Without including any images, reproduce each entry exactly.

DATASET ENTRIES:
——
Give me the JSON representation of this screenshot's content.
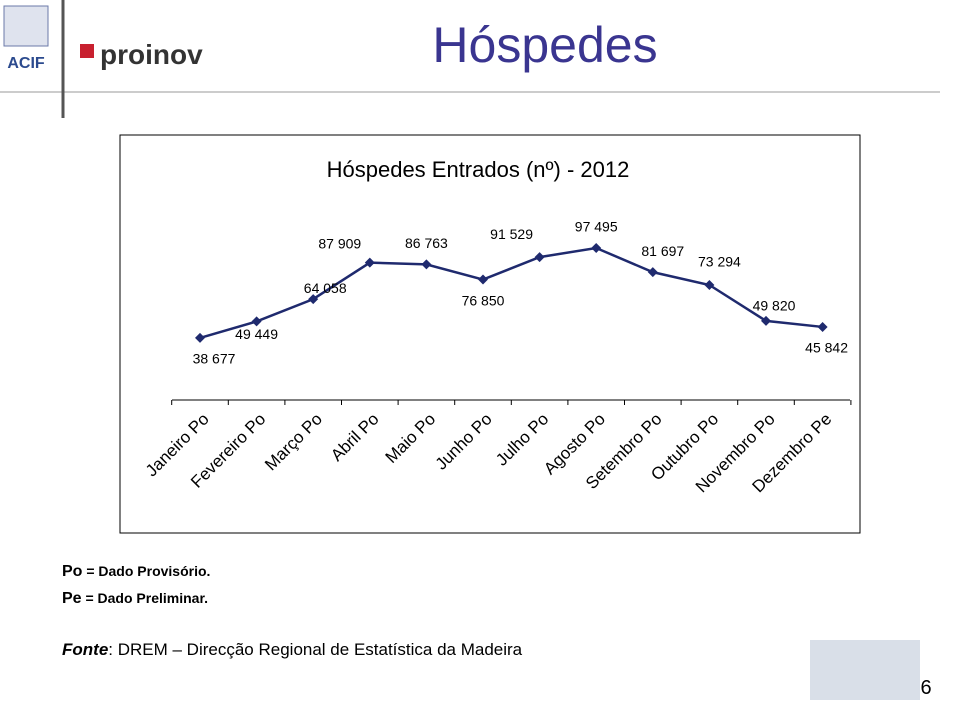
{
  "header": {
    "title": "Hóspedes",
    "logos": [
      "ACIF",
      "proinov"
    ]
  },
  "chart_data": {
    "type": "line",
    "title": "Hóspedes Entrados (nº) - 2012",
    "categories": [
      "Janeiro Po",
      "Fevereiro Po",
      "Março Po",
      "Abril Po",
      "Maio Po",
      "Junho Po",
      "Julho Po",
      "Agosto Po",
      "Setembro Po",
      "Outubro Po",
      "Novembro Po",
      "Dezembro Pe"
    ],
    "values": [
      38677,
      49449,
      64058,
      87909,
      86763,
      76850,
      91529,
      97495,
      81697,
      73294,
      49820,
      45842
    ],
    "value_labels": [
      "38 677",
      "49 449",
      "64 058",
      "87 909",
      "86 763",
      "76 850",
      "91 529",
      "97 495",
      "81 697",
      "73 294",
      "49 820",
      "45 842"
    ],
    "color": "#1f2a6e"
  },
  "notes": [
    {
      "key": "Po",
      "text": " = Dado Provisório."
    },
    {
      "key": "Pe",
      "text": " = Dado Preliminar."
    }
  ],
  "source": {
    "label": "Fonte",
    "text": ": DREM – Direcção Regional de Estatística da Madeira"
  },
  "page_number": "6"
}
——
SOLUTION TO THE PROBLEM:
Give me the JSON representation of this screenshot's content.
{
  "header": {
    "title": "Hóspedes",
    "logos": [
      "ACIF",
      "proinov"
    ]
  },
  "chart_data": {
    "type": "line",
    "title": "Hóspedes Entrados (nº) - 2012",
    "categories": [
      "Janeiro Po",
      "Fevereiro Po",
      "Março Po",
      "Abril Po",
      "Maio Po",
      "Junho Po",
      "Julho Po",
      "Agosto Po",
      "Setembro Po",
      "Outubro Po",
      "Novembro Po",
      "Dezembro Pe"
    ],
    "values": [
      38677,
      49449,
      64058,
      87909,
      86763,
      76850,
      91529,
      97495,
      81697,
      73294,
      49820,
      45842
    ],
    "value_labels": [
      "38 677",
      "49 449",
      "64 058",
      "87 909",
      "86 763",
      "76 850",
      "91 529",
      "97 495",
      "81 697",
      "73 294",
      "49 820",
      "45 842"
    ],
    "color": "#1f2a6e"
  },
  "notes": [
    {
      "key": "Po",
      "text": " = Dado Provisório."
    },
    {
      "key": "Pe",
      "text": " = Dado Preliminar."
    }
  ],
  "source": {
    "label": "Fonte",
    "text": ": DREM – Direcção Regional de Estatística da Madeira"
  },
  "page_number": "6"
}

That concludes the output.